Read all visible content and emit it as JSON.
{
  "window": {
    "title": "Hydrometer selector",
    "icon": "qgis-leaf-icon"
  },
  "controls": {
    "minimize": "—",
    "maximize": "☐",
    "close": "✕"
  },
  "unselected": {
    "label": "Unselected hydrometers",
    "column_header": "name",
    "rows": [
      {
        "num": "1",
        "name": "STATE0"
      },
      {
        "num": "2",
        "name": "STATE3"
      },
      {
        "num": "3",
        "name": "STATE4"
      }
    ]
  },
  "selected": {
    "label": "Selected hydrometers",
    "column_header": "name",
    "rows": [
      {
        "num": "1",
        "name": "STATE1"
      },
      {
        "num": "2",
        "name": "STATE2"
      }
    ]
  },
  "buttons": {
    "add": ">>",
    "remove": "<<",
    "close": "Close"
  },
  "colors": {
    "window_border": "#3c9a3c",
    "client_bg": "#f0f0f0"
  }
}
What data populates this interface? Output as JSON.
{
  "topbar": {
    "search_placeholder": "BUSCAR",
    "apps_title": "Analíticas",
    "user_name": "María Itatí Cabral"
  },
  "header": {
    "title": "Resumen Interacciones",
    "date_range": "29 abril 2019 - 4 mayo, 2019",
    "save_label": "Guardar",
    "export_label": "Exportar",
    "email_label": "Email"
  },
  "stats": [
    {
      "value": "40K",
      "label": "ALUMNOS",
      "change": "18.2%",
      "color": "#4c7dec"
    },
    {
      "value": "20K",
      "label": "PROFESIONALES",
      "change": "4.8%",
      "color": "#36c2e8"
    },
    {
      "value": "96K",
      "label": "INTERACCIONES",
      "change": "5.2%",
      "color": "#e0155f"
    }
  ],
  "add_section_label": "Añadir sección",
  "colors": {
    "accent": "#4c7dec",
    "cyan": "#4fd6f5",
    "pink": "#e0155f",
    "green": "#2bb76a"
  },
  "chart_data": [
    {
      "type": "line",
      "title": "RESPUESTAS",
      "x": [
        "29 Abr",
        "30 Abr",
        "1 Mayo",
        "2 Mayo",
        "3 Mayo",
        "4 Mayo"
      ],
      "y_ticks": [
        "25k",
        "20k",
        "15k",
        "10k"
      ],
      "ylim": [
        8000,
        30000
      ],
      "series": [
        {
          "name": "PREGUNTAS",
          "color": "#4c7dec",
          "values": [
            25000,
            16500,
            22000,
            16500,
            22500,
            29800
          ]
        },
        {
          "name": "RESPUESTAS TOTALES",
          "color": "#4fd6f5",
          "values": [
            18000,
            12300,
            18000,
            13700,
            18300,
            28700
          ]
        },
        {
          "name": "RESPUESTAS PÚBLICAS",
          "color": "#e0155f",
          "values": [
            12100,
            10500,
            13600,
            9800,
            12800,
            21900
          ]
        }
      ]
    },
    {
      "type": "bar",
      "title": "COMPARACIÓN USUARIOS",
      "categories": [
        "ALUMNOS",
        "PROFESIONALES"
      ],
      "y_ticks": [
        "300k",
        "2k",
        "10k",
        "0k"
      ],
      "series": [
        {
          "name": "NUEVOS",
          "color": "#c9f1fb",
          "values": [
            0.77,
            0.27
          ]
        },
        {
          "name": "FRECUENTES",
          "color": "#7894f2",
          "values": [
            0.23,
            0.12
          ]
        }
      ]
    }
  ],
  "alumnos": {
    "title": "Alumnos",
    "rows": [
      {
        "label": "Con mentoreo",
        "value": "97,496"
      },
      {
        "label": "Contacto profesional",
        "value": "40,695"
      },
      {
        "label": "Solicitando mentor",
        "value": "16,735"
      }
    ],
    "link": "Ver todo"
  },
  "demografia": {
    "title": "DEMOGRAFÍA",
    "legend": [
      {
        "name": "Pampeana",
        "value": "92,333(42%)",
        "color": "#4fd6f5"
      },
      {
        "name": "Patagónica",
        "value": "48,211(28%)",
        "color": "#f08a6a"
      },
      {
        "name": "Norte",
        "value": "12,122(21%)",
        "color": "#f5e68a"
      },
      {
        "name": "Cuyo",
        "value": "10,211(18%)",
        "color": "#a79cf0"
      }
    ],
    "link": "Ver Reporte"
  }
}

### DO THIS
All entries must be repeated verbatim.

### TASK RESPONSE
Read all visible content and emit it as JSON.
{
  "window": {
    "title": "Hydrometer selector",
    "icon": "qgis-leaf-icon"
  },
  "controls": {
    "minimize": "—",
    "maximize": "☐",
    "close": "✕"
  },
  "unselected": {
    "label": "Unselected hydrometers",
    "column_header": "name",
    "rows": [
      {
        "num": "1",
        "name": "STATE0"
      },
      {
        "num": "2",
        "name": "STATE3"
      },
      {
        "num": "3",
        "name": "STATE4"
      }
    ]
  },
  "selected": {
    "label": "Selected hydrometers",
    "column_header": "name",
    "rows": [
      {
        "num": "1",
        "name": "STATE1"
      },
      {
        "num": "2",
        "name": "STATE2"
      }
    ]
  },
  "buttons": {
    "add": ">>",
    "remove": "<<",
    "close": "Close"
  },
  "colors": {
    "window_border": "#3c9a3c",
    "client_bg": "#f0f0f0"
  }
}
What data populates this interface? Output as JSON.
{
  "topbar": {
    "search_placeholder": "BUSCAR",
    "apps_title": "Analíticas",
    "user_name": "María Itatí Cabral"
  },
  "header": {
    "title": "Resumen Interacciones",
    "date_range": "29 abril 2019 - 4 mayo, 2019",
    "save_label": "Guardar",
    "export_label": "Exportar",
    "email_label": "Email"
  },
  "stats": [
    {
      "value": "40K",
      "label": "ALUMNOS",
      "change": "18.2%",
      "color": "#4c7dec"
    },
    {
      "value": "20K",
      "label": "PROFESIONALES",
      "change": "4.8%",
      "color": "#36c2e8"
    },
    {
      "value": "96K",
      "label": "INTERACCIONES",
      "change": "5.2%",
      "color": "#e0155f"
    }
  ],
  "add_section_label": "Añadir sección",
  "colors": {
    "accent": "#4c7dec",
    "cyan": "#4fd6f5",
    "pink": "#e0155f",
    "green": "#2bb76a"
  },
  "chart_data": [
    {
      "type": "line",
      "title": "RESPUESTAS",
      "x": [
        "29 Abr",
        "30 Abr",
        "1 Mayo",
        "2 Mayo",
        "3 Mayo",
        "4 Mayo"
      ],
      "y_ticks": [
        "25k",
        "20k",
        "15k",
        "10k"
      ],
      "ylim": [
        8000,
        30000
      ],
      "series": [
        {
          "name": "PREGUNTAS",
          "color": "#4c7dec",
          "values": [
            25000,
            16500,
            22000,
            16500,
            22500,
            29800
          ]
        },
        {
          "name": "RESPUESTAS TOTALES",
          "color": "#4fd6f5",
          "values": [
            18000,
            12300,
            18000,
            13700,
            18300,
            28700
          ]
        },
        {
          "name": "RESPUESTAS PÚBLICAS",
          "color": "#e0155f",
          "values": [
            12100,
            10500,
            13600,
            9800,
            12800,
            21900
          ]
        }
      ]
    },
    {
      "type": "bar",
      "title": "COMPARACIÓN USUARIOS",
      "categories": [
        "ALUMNOS",
        "PROFESIONALES"
      ],
      "y_ticks": [
        "300k",
        "2k",
        "10k",
        "0k"
      ],
      "series": [
        {
          "name": "NUEVOS",
          "color": "#c9f1fb",
          "values": [
            0.77,
            0.27
          ]
        },
        {
          "name": "FRECUENTES",
          "color": "#7894f2",
          "values": [
            0.23,
            0.12
          ]
        }
      ]
    }
  ],
  "alumnos": {
    "title": "Alumnos",
    "rows": [
      {
        "label": "Con mentoreo",
        "value": "97,496"
      },
      {
        "label": "Contacto profesional",
        "value": "40,695"
      },
      {
        "label": "Solicitando mentor",
        "value": "16,735"
      }
    ],
    "link": "Ver todo"
  },
  "demografia": {
    "title": "DEMOGRAFÍA",
    "legend": [
      {
        "name": "Pampeana",
        "value": "92,333(42%)",
        "color": "#4fd6f5"
      },
      {
        "name": "Patagónica",
        "value": "48,211(28%)",
        "color": "#f08a6a"
      },
      {
        "name": "Norte",
        "value": "12,122(21%)",
        "color": "#f5e68a"
      },
      {
        "name": "Cuyo",
        "value": "10,211(18%)",
        "color": "#a79cf0"
      }
    ],
    "link": "Ver Reporte"
  }
}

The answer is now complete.